Extracted data entries:
══════════
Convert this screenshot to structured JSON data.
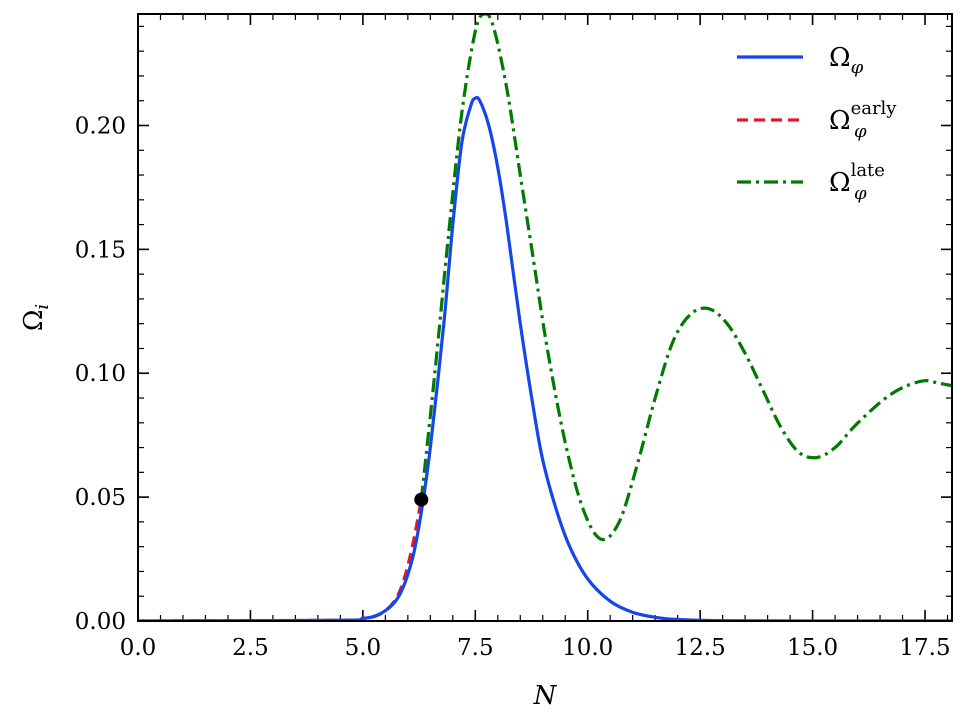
{
  "chart_data": {
    "type": "line",
    "title": "",
    "xlabel": "N",
    "ylabel": {
      "main": "Ω",
      "sub": "i"
    },
    "xlim": [
      0,
      18.1
    ],
    "ylim": [
      0,
      0.245
    ],
    "xticks": [
      0,
      2.5,
      5,
      7.5,
      10,
      12.5,
      15,
      17.5
    ],
    "xtick_labels": [
      "0.0",
      "2.5",
      "5.0",
      "7.5",
      "10.0",
      "12.5",
      "15.0",
      "17.5"
    ],
    "yticks": [
      0,
      0.05,
      0.1,
      0.15,
      0.2
    ],
    "ytick_labels": [
      "0.00",
      "0.05",
      "0.10",
      "0.15",
      "0.20"
    ],
    "grid": false,
    "legend_position": "top-right",
    "series": [
      {
        "name": "Ω_φ",
        "legend": {
          "main": "Ω",
          "sub": "φ",
          "sup": ""
        },
        "color": "#1446eb",
        "dash": "solid",
        "x": [
          0,
          4.5,
          5.0,
          5.4,
          5.8,
          6.1,
          6.3,
          6.5,
          6.8,
          7.0,
          7.2,
          7.4,
          7.5,
          7.6,
          7.8,
          8.0,
          8.2,
          8.5,
          8.8,
          9.0,
          9.3,
          9.6,
          10.0,
          10.5,
          11.0,
          11.5,
          12.0,
          13.0,
          15.0,
          18.1
        ],
        "y": [
          0,
          0.0003,
          0.001,
          0.003,
          0.01,
          0.025,
          0.044,
          0.07,
          0.12,
          0.16,
          0.193,
          0.208,
          0.211,
          0.21,
          0.2,
          0.183,
          0.16,
          0.12,
          0.085,
          0.065,
          0.045,
          0.03,
          0.017,
          0.008,
          0.0035,
          0.0015,
          0.0006,
          0.0001,
          0.0,
          0.0
        ]
      },
      {
        "name": "Ω_φ^early",
        "legend": {
          "main": "Ω",
          "sub": "φ",
          "sup": "early"
        },
        "color": "#e2182b",
        "dash": "dashed",
        "x": [
          0,
          4.5,
          5.0,
          5.4,
          5.7,
          5.9,
          6.1,
          6.3
        ],
        "y": [
          0,
          0.0003,
          0.001,
          0.003,
          0.008,
          0.016,
          0.03,
          0.049
        ]
      },
      {
        "name": "Ω_φ^late",
        "legend": {
          "main": "Ω",
          "sub": "φ",
          "sup": "late"
        },
        "color": "#007a00",
        "dash": "dashdot",
        "x": [
          6.3,
          6.6,
          6.9,
          7.2,
          7.5,
          7.7,
          7.9,
          8.2,
          8.5,
          8.8,
          9.1,
          9.5,
          9.9,
          10.3,
          10.7,
          11.1,
          11.5,
          11.9,
          12.3,
          12.7,
          13.1,
          13.5,
          13.9,
          14.3,
          14.7,
          15.1,
          15.5,
          15.9,
          16.3,
          16.7,
          17.1,
          17.5,
          17.8,
          18.1
        ],
        "y": [
          0.049,
          0.1,
          0.155,
          0.205,
          0.238,
          0.245,
          0.24,
          0.215,
          0.18,
          0.145,
          0.11,
          0.072,
          0.045,
          0.033,
          0.04,
          0.063,
          0.09,
          0.113,
          0.124,
          0.126,
          0.12,
          0.108,
          0.093,
          0.078,
          0.068,
          0.066,
          0.07,
          0.078,
          0.085,
          0.091,
          0.095,
          0.097,
          0.096,
          0.095
        ]
      }
    ],
    "markers": [
      {
        "x": 6.3,
        "y": 0.049,
        "color": "#000000"
      }
    ]
  }
}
══════════
Copy and report every line where the word "color" is present.

Solved problem:
        "color": "#1446eb",
        "color": "#e2182b",
        "color": "#007a00",
        "color": "#000000"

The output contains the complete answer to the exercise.